Dataset entries on figures:
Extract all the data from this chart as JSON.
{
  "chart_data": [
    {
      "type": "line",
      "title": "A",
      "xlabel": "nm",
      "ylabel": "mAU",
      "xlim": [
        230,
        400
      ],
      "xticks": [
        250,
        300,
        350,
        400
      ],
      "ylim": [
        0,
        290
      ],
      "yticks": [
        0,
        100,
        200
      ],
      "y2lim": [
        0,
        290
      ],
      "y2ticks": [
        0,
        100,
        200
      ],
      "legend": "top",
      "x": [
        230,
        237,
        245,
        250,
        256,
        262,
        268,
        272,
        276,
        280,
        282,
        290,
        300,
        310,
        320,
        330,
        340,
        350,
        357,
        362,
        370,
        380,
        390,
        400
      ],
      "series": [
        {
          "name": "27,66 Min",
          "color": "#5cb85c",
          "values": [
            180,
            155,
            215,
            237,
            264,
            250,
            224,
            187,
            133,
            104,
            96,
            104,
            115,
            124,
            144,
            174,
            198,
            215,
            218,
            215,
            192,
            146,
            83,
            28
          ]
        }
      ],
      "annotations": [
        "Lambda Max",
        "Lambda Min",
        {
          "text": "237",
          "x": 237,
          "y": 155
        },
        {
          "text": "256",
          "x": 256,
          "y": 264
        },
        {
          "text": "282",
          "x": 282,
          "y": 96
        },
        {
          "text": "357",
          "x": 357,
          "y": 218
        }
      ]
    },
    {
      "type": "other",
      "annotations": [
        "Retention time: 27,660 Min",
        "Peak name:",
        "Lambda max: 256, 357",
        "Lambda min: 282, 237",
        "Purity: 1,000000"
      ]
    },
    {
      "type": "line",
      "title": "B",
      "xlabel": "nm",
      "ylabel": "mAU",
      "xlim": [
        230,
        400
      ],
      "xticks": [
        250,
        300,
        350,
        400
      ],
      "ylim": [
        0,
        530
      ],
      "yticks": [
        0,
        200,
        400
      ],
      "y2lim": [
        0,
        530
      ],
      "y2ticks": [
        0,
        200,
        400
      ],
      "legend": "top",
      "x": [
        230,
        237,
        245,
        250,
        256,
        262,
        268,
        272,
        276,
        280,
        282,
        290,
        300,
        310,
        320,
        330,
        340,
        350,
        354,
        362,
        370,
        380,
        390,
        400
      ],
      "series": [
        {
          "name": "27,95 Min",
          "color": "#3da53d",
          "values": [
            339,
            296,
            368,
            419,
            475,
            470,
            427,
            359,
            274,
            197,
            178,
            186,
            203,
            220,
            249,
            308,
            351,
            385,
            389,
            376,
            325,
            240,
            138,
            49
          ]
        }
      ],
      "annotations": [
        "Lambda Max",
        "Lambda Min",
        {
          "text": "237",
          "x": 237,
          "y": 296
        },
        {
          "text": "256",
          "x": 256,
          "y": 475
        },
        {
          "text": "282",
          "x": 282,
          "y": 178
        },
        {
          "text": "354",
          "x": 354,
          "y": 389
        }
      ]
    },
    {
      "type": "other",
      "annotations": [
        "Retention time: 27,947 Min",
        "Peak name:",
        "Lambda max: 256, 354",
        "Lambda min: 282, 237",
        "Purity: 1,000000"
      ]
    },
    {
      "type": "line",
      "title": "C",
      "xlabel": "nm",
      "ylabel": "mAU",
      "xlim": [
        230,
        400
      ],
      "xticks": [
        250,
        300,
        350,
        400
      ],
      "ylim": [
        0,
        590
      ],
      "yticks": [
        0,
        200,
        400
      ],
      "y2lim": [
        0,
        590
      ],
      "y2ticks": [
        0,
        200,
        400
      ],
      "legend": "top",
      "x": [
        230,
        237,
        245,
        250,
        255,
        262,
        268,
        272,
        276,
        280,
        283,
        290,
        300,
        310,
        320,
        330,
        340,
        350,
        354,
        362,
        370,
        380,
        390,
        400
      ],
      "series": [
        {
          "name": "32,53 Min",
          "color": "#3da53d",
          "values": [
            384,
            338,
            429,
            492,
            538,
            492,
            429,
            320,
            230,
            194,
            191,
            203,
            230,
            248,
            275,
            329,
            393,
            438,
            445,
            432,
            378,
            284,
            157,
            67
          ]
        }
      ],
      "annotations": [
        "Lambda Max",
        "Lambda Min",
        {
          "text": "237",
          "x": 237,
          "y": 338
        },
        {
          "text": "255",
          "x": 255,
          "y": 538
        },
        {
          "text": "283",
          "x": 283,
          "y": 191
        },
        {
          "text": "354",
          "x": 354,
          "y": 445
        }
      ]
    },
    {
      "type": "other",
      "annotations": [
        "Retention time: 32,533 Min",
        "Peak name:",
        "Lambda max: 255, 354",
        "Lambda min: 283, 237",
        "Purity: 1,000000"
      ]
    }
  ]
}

• [Short problem]: Everything in the listing above should be restated exactly.

• [Answer to the exercise]:
Extract all the data from this chart as JSON.
{
  "chart_data": [
    {
      "type": "line",
      "title": "A",
      "xlabel": "nm",
      "ylabel": "mAU",
      "xlim": [
        230,
        400
      ],
      "xticks": [
        250,
        300,
        350,
        400
      ],
      "ylim": [
        0,
        290
      ],
      "yticks": [
        0,
        100,
        200
      ],
      "y2lim": [
        0,
        290
      ],
      "y2ticks": [
        0,
        100,
        200
      ],
      "legend": "top",
      "x": [
        230,
        237,
        245,
        250,
        256,
        262,
        268,
        272,
        276,
        280,
        282,
        290,
        300,
        310,
        320,
        330,
        340,
        350,
        357,
        362,
        370,
        380,
        390,
        400
      ],
      "series": [
        {
          "name": "27,66 Min",
          "color": "#5cb85c",
          "values": [
            180,
            155,
            215,
            237,
            264,
            250,
            224,
            187,
            133,
            104,
            96,
            104,
            115,
            124,
            144,
            174,
            198,
            215,
            218,
            215,
            192,
            146,
            83,
            28
          ]
        }
      ],
      "annotations": [
        "Lambda Max",
        "Lambda Min",
        {
          "text": "237",
          "x": 237,
          "y": 155
        },
        {
          "text": "256",
          "x": 256,
          "y": 264
        },
        {
          "text": "282",
          "x": 282,
          "y": 96
        },
        {
          "text": "357",
          "x": 357,
          "y": 218
        }
      ]
    },
    {
      "type": "other",
      "annotations": [
        "Retention time: 27,660 Min",
        "Peak name:",
        "Lambda max: 256, 357",
        "Lambda min: 282, 237",
        "Purity: 1,000000"
      ]
    },
    {
      "type": "line",
      "title": "B",
      "xlabel": "nm",
      "ylabel": "mAU",
      "xlim": [
        230,
        400
      ],
      "xticks": [
        250,
        300,
        350,
        400
      ],
      "ylim": [
        0,
        530
      ],
      "yticks": [
        0,
        200,
        400
      ],
      "y2lim": [
        0,
        530
      ],
      "y2ticks": [
        0,
        200,
        400
      ],
      "legend": "top",
      "x": [
        230,
        237,
        245,
        250,
        256,
        262,
        268,
        272,
        276,
        280,
        282,
        290,
        300,
        310,
        320,
        330,
        340,
        350,
        354,
        362,
        370,
        380,
        390,
        400
      ],
      "series": [
        {
          "name": "27,95 Min",
          "color": "#3da53d",
          "values": [
            339,
            296,
            368,
            419,
            475,
            470,
            427,
            359,
            274,
            197,
            178,
            186,
            203,
            220,
            249,
            308,
            351,
            385,
            389,
            376,
            325,
            240,
            138,
            49
          ]
        }
      ],
      "annotations": [
        "Lambda Max",
        "Lambda Min",
        {
          "text": "237",
          "x": 237,
          "y": 296
        },
        {
          "text": "256",
          "x": 256,
          "y": 475
        },
        {
          "text": "282",
          "x": 282,
          "y": 178
        },
        {
          "text": "354",
          "x": 354,
          "y": 389
        }
      ]
    },
    {
      "type": "other",
      "annotations": [
        "Retention time: 27,947 Min",
        "Peak name:",
        "Lambda max: 256, 354",
        "Lambda min: 282, 237",
        "Purity: 1,000000"
      ]
    },
    {
      "type": "line",
      "title": "C",
      "xlabel": "nm",
      "ylabel": "mAU",
      "xlim": [
        230,
        400
      ],
      "xticks": [
        250,
        300,
        350,
        400
      ],
      "ylim": [
        0,
        590
      ],
      "yticks": [
        0,
        200,
        400
      ],
      "y2lim": [
        0,
        590
      ],
      "y2ticks": [
        0,
        200,
        400
      ],
      "legend": "top",
      "x": [
        230,
        237,
        245,
        250,
        255,
        262,
        268,
        272,
        276,
        280,
        283,
        290,
        300,
        310,
        320,
        330,
        340,
        350,
        354,
        362,
        370,
        380,
        390,
        400
      ],
      "series": [
        {
          "name": "32,53 Min",
          "color": "#3da53d",
          "values": [
            384,
            338,
            429,
            492,
            538,
            492,
            429,
            320,
            230,
            194,
            191,
            203,
            230,
            248,
            275,
            329,
            393,
            438,
            445,
            432,
            378,
            284,
            157,
            67
          ]
        }
      ],
      "annotations": [
        "Lambda Max",
        "Lambda Min",
        {
          "text": "237",
          "x": 237,
          "y": 338
        },
        {
          "text": "255",
          "x": 255,
          "y": 538
        },
        {
          "text": "283",
          "x": 283,
          "y": 191
        },
        {
          "text": "354",
          "x": 354,
          "y": 445
        }
      ]
    },
    {
      "type": "other",
      "annotations": [
        "Retention time: 32,533 Min",
        "Peak name:",
        "Lambda max: 255, 354",
        "Lambda min: 283, 237",
        "Purity: 1,000000"
      ]
    }
  ]
}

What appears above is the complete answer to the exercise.